-- START Dataset --

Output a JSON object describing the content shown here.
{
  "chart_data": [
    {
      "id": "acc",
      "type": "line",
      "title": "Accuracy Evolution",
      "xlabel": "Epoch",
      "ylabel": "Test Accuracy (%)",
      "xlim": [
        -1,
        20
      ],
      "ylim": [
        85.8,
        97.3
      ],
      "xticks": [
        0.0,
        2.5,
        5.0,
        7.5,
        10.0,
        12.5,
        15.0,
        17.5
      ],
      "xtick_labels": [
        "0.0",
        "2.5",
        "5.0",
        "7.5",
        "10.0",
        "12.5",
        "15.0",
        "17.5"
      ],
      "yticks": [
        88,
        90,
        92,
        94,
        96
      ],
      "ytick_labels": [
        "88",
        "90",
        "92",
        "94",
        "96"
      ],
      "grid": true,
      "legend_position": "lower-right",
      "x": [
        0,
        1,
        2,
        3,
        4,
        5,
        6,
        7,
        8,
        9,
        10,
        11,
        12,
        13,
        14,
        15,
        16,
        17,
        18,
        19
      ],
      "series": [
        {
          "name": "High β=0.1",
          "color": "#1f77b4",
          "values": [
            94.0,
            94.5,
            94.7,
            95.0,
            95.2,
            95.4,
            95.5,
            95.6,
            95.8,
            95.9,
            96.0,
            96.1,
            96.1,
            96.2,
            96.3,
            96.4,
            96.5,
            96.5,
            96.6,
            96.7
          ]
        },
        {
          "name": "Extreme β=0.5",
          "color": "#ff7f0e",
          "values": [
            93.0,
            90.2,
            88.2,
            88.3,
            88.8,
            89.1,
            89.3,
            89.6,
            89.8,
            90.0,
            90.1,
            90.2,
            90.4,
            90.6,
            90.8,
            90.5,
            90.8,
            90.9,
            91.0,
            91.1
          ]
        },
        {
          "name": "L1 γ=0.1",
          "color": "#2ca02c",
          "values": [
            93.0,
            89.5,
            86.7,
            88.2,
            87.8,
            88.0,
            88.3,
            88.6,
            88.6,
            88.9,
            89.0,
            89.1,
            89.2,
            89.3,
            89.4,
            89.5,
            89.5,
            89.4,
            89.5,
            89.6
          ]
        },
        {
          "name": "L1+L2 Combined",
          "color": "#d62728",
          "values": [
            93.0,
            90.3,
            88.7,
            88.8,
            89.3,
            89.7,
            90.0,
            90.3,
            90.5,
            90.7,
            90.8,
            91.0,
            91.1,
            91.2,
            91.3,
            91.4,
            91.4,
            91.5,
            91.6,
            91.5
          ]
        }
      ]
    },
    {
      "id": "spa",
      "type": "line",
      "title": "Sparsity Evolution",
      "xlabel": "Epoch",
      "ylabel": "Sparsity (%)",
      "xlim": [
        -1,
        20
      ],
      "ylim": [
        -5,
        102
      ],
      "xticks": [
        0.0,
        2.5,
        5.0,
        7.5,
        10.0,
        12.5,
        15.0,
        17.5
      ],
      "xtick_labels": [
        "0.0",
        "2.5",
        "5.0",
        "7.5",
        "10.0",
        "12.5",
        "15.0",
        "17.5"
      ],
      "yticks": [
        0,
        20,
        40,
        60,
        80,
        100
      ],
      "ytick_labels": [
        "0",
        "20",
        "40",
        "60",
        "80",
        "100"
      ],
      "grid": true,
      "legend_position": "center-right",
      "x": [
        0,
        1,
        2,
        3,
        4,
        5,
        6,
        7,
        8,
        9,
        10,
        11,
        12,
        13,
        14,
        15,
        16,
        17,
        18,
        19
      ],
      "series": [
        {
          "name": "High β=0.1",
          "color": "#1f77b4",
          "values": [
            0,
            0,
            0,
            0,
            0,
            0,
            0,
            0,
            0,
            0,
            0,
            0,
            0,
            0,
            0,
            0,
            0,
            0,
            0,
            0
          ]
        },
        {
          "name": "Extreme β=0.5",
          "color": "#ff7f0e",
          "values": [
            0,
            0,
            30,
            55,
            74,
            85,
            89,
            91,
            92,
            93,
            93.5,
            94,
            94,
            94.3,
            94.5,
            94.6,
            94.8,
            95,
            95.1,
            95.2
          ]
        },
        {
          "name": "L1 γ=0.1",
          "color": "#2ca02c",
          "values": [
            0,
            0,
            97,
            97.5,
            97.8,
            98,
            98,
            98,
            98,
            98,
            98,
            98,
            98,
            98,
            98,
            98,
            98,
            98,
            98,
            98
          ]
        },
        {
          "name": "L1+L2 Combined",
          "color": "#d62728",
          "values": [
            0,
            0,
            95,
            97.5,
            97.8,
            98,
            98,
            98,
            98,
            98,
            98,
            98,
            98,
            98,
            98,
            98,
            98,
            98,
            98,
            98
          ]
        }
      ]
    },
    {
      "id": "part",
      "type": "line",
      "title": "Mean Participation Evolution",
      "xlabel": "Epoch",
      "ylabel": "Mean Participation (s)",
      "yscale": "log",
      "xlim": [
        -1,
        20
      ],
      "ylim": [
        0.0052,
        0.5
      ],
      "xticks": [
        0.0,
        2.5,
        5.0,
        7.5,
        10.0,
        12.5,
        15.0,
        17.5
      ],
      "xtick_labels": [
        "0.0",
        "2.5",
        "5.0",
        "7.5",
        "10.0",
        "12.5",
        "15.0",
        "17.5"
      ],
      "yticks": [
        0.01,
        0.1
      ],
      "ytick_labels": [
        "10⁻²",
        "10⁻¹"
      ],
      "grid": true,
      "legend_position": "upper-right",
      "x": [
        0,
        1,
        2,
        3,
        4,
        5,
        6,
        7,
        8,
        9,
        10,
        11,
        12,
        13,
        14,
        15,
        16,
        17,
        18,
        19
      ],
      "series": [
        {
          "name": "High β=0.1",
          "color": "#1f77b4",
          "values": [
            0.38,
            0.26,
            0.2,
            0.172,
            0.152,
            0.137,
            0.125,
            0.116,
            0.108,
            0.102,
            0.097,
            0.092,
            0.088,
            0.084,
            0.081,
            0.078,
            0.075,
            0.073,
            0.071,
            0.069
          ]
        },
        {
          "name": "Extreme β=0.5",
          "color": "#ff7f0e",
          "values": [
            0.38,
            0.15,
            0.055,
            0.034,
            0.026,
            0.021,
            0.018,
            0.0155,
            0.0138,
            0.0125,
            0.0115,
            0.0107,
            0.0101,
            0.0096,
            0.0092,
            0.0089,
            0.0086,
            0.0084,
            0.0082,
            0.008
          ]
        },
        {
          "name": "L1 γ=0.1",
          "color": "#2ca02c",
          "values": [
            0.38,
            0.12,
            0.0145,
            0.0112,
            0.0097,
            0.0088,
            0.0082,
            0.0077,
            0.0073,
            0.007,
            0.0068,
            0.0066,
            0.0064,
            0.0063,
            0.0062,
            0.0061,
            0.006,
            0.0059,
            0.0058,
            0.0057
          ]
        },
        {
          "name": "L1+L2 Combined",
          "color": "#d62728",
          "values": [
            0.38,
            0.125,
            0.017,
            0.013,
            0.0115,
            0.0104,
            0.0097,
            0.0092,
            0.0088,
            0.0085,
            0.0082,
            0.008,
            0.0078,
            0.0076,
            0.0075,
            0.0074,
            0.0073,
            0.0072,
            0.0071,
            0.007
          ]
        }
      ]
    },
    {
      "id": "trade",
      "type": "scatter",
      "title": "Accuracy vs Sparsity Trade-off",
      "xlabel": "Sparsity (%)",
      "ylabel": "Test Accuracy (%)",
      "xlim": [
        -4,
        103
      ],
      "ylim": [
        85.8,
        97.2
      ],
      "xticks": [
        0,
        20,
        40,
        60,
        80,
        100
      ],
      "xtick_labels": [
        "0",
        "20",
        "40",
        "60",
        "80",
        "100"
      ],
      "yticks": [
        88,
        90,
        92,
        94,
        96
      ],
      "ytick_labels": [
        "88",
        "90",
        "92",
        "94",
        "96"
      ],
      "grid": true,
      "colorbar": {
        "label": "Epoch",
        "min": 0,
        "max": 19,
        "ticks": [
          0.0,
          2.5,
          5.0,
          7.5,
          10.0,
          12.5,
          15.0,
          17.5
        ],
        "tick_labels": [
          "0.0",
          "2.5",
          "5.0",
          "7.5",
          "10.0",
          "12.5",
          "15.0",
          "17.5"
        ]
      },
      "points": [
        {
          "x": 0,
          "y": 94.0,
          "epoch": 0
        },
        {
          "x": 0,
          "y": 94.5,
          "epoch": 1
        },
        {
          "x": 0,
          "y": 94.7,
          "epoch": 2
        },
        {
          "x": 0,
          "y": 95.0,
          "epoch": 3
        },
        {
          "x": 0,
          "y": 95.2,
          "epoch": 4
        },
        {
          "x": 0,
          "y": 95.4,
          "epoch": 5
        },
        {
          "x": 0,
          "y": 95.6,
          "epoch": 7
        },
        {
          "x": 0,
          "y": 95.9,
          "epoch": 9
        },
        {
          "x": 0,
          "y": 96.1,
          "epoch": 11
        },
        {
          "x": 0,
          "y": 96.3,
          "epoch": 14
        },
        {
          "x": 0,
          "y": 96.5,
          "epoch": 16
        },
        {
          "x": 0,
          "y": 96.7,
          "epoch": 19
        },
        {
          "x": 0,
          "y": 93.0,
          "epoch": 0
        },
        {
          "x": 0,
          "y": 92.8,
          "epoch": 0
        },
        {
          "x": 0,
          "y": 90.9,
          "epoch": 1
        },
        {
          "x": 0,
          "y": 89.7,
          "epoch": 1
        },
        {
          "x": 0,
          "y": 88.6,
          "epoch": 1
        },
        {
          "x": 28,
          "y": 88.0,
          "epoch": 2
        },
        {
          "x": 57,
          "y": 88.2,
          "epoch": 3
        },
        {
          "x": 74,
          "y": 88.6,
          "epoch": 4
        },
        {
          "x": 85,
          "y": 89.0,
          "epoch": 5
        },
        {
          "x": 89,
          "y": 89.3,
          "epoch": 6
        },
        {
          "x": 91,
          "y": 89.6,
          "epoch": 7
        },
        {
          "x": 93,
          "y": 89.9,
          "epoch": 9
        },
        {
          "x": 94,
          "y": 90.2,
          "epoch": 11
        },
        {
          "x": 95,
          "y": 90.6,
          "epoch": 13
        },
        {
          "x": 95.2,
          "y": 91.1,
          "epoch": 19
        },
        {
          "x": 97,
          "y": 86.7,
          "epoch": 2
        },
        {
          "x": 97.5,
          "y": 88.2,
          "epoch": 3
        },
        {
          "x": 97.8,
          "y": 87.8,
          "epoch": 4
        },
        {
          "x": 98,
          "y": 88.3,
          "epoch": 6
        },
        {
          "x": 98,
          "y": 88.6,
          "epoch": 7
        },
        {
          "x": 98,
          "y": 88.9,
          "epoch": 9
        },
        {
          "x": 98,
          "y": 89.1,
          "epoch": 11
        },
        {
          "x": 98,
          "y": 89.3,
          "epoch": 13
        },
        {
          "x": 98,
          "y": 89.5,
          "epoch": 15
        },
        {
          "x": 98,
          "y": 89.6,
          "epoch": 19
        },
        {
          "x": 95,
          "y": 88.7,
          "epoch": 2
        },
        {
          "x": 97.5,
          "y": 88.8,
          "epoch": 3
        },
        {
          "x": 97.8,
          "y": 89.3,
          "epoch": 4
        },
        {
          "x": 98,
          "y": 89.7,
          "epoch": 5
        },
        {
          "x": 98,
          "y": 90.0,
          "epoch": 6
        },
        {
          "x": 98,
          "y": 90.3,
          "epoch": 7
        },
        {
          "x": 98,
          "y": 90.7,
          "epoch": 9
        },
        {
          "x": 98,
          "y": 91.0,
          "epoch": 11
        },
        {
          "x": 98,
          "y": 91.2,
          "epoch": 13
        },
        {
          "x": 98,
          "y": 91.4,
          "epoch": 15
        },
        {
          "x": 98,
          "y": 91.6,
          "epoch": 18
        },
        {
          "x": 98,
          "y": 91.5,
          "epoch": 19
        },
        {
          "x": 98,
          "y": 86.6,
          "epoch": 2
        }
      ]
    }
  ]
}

-- END Dataset --

— Required task —
Using the records above, list each line that includes "ylabel".

— Right answer —
      "ylabel": "Test Accuracy (%)",
      "ylabel": "Sparsity (%)",
      "ylabel": "Mean Participation (s)",
      "ylabel": "Test Accuracy (%)",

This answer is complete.